>> Start ITEMS

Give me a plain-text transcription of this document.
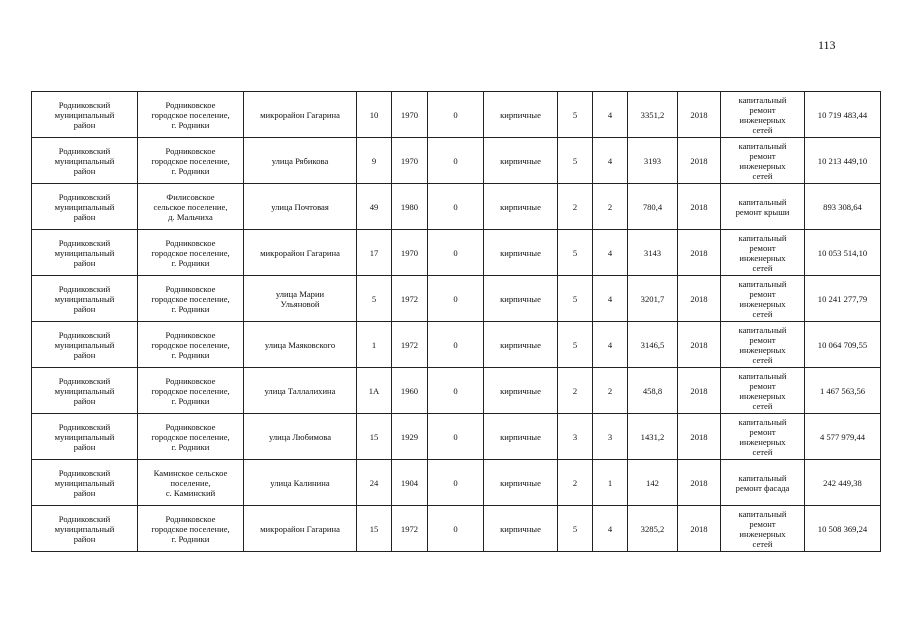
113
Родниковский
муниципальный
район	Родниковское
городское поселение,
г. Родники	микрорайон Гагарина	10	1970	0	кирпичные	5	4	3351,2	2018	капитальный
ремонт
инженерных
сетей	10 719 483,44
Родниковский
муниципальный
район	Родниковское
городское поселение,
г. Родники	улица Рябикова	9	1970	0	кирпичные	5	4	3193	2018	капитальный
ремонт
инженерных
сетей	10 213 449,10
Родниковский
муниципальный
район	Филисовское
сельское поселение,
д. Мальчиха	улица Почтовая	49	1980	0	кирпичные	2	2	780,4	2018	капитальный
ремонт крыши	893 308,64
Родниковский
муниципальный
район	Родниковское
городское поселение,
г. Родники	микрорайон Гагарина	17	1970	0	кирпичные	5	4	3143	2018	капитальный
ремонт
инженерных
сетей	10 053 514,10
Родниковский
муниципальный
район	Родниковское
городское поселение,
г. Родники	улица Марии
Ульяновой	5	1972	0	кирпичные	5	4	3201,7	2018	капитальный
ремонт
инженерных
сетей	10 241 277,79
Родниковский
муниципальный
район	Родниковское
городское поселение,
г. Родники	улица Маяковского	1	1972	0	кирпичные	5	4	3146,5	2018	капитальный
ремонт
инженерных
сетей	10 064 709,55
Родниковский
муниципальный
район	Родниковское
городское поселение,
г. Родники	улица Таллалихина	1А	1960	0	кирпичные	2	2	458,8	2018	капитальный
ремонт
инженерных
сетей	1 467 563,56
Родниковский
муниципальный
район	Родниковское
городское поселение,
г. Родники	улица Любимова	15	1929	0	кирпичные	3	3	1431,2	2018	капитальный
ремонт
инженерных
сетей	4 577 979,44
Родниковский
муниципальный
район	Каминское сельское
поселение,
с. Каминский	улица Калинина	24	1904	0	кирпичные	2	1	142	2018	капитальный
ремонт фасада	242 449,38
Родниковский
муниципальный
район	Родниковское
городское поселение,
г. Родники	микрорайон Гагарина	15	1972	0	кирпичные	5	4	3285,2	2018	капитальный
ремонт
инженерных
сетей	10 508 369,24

>> End ITEMS

▶ _REQUEST_:
Copy out every line holding the string "Гагарина".

▶ _RESPONSE FOR THIS EXERCISE_:
г. Родники	микрорайон Гагарина	10	1970	0	кирпичные	5	4	3351,2	2018	капитальный
г. Родники	микрорайон Гагарина	17	1970	0	кирпичные	5	4	3143	2018	капитальный
г. Родники	микрорайон Гагарина	15	1972	0	кирпичные	5	4	3285,2	2018	капитальный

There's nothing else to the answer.